[Stored items from a collection]
◆ ◆ ◆ ◆

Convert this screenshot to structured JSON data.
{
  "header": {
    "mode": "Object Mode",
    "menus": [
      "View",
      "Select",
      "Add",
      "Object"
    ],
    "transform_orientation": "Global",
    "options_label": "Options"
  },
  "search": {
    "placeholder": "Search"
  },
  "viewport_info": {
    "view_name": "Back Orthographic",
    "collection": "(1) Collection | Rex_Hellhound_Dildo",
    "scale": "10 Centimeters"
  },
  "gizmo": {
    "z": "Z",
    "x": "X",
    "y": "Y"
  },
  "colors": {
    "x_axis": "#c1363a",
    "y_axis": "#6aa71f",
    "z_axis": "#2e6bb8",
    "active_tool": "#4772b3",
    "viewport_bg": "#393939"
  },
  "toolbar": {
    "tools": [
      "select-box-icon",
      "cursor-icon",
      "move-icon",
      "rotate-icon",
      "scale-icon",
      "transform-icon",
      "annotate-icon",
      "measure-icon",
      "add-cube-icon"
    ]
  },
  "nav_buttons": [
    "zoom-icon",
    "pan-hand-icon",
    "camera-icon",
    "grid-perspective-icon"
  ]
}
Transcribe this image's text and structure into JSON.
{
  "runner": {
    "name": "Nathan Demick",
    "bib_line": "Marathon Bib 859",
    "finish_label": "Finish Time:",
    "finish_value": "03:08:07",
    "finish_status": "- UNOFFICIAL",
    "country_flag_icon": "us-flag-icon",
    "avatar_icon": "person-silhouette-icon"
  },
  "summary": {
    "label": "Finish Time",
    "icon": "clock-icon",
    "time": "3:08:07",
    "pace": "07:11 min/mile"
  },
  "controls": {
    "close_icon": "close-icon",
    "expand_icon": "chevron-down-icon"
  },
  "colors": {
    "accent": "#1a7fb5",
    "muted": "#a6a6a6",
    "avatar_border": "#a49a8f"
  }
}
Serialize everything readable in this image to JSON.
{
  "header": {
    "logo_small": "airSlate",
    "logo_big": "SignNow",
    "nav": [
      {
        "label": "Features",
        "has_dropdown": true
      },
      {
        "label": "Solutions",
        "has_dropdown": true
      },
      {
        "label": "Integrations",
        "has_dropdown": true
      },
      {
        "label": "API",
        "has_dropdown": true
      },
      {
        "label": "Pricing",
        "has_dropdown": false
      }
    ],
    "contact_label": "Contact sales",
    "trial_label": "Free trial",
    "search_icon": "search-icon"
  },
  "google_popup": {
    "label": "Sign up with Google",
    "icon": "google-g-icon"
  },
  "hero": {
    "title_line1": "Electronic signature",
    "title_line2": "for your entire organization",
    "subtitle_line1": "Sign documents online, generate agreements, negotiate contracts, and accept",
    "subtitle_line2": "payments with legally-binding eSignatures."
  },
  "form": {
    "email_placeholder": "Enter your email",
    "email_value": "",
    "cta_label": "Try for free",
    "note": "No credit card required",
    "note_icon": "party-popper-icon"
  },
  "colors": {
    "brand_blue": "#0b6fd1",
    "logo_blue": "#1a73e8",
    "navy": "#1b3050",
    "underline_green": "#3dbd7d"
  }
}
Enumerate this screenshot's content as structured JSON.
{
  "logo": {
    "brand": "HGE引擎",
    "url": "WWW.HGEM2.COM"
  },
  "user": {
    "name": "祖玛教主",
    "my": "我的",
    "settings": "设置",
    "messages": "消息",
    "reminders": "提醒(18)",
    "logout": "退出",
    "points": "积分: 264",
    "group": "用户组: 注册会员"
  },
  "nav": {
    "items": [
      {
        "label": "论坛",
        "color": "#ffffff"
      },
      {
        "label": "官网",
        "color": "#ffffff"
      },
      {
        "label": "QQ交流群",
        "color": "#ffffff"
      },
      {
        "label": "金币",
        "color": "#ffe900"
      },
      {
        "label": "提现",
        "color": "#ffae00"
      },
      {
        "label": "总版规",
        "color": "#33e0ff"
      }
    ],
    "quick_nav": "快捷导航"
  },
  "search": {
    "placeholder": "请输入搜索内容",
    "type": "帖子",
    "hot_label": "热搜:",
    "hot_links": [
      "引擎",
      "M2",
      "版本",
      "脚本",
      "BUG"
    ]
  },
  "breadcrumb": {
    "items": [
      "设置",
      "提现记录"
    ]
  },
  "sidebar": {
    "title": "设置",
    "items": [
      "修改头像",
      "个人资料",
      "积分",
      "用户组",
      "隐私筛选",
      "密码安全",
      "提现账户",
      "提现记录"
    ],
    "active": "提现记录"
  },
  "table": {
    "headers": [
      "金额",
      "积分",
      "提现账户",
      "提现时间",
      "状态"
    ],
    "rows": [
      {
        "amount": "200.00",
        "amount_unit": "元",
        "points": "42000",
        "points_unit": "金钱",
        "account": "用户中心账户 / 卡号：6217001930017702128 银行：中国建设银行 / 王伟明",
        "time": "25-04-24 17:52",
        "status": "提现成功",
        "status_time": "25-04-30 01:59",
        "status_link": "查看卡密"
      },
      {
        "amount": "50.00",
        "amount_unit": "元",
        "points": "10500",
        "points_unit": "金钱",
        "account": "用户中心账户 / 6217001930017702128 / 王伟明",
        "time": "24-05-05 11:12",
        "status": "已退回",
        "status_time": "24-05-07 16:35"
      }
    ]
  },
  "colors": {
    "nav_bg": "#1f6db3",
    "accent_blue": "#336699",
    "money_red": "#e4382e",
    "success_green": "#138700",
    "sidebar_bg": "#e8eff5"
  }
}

◆ ◆ ◆ ◆

● **REQUIRED WORK**: In the lines above, find each one with "用户中心账户" and list it.

● **FINISHED ANSWER**:
        "account": "用户中心账户 / 卡号：6217001930017702128 银行：中国建设银行 / 王伟明",
        "account": "用户中心账户 / 6217001930017702128 / 王伟明",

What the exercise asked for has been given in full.